BRIEF: Scan each line of the records for the word "DHCP" and extract the ones that have it.

── ENTRIES SHOWN

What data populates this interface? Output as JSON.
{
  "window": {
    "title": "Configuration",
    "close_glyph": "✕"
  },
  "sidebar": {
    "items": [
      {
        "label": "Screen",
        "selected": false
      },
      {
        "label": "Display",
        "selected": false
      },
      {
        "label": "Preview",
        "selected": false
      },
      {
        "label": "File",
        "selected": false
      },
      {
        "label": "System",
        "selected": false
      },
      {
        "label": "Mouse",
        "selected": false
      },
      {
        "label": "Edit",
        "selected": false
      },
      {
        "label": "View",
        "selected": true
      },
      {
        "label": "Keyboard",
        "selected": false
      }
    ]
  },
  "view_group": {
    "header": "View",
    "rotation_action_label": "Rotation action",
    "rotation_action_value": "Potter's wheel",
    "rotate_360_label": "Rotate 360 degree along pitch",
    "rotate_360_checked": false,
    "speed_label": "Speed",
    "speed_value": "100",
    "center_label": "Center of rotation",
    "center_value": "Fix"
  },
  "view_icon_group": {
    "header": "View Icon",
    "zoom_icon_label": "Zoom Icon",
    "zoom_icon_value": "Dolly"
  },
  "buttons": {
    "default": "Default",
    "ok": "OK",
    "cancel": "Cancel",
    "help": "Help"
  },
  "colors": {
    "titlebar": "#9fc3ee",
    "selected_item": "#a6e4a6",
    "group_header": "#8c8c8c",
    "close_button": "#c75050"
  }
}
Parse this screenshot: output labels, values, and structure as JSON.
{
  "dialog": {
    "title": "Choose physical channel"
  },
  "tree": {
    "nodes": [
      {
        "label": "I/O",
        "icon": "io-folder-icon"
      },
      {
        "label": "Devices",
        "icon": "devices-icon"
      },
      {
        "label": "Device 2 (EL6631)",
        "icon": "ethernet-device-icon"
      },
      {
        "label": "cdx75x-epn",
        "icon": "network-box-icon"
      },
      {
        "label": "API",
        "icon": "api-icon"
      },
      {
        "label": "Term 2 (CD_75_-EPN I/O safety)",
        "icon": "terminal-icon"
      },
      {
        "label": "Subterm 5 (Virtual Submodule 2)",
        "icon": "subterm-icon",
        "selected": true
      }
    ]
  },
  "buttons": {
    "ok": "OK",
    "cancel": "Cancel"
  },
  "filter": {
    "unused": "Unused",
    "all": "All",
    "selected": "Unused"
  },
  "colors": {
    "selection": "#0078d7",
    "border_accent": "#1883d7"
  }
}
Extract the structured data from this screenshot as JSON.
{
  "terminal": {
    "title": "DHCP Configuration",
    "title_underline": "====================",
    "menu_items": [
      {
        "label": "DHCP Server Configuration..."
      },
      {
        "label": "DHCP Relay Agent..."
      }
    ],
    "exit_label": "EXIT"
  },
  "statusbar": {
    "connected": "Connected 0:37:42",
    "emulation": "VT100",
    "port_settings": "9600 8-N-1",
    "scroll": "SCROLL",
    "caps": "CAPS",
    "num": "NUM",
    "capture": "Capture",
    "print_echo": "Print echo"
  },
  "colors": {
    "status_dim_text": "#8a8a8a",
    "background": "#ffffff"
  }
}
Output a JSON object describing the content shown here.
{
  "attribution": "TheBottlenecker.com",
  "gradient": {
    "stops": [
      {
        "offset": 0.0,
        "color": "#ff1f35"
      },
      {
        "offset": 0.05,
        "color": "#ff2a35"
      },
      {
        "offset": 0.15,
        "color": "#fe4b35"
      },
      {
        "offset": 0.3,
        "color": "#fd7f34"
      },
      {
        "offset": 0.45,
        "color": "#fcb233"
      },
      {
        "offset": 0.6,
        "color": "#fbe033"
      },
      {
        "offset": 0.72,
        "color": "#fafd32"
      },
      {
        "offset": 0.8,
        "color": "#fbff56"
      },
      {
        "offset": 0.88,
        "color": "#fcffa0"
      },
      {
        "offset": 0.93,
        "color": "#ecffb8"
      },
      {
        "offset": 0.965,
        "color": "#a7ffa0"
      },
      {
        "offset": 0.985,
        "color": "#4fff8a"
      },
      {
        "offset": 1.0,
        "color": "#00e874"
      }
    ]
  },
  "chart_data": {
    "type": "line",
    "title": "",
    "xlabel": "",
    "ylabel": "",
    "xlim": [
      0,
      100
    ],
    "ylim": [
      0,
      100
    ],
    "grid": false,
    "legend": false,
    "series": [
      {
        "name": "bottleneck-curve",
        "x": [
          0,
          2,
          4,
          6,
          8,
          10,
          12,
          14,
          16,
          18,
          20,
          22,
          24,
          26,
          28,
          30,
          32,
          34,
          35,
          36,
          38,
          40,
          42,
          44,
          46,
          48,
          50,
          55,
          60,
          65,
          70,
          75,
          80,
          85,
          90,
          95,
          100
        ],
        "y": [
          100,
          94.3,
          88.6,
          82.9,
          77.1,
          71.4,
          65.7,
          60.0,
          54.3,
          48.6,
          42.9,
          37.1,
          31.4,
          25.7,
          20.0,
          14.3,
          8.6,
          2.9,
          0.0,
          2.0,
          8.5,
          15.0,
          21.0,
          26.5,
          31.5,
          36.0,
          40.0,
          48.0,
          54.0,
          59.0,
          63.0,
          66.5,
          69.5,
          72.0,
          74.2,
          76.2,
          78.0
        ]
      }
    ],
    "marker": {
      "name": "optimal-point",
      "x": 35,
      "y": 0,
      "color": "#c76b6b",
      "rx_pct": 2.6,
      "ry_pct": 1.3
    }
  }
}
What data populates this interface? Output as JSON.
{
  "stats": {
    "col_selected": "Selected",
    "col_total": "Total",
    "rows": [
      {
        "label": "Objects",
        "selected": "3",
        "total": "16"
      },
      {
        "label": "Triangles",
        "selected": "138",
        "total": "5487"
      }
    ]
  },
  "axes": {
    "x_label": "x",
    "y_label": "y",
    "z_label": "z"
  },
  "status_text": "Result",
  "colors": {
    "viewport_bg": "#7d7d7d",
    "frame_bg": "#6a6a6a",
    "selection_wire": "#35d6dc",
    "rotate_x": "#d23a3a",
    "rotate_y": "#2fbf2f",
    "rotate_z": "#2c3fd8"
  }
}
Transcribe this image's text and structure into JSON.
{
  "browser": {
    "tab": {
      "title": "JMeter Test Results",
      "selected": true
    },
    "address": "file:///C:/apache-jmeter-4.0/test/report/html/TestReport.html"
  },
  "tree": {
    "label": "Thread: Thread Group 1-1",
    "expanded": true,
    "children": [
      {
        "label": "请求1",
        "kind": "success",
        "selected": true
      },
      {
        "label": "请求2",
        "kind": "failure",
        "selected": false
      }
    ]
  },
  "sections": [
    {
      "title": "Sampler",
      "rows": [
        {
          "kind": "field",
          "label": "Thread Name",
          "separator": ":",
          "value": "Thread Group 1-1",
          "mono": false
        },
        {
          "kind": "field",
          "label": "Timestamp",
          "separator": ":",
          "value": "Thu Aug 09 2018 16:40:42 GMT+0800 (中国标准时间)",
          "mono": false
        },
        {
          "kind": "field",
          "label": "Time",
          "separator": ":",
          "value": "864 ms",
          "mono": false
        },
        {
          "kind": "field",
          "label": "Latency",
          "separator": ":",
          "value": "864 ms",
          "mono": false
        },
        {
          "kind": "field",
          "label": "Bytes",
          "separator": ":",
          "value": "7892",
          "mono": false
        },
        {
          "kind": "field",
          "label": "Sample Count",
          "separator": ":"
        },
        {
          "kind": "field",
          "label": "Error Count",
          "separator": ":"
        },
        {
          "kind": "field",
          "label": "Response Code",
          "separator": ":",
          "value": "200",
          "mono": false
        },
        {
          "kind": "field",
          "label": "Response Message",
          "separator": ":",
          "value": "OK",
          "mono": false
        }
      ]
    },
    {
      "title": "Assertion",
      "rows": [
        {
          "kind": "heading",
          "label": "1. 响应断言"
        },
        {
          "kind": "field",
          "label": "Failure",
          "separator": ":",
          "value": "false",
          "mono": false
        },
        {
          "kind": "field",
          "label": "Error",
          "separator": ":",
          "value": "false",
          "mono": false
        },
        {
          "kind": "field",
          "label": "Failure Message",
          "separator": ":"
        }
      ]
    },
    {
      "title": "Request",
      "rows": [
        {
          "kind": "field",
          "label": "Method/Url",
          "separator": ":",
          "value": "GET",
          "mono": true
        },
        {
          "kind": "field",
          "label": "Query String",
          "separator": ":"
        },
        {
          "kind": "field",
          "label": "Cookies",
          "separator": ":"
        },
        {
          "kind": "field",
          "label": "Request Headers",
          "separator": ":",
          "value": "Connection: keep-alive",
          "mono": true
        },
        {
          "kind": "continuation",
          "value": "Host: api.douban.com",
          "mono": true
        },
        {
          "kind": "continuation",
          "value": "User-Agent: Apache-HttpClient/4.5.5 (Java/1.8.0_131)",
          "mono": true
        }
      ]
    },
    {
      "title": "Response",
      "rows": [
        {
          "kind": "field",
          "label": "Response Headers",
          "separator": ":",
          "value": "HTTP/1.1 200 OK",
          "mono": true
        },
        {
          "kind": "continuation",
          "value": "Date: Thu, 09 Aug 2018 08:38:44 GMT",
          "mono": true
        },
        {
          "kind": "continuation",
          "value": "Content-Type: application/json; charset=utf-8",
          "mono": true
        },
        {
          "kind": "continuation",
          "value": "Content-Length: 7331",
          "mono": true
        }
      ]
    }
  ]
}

────

EXERCISE RESULT:
    "title": "DHCP Configuration",
        "label": "DHCP Server Configuration..."
        "label": "DHCP Relay Agent..."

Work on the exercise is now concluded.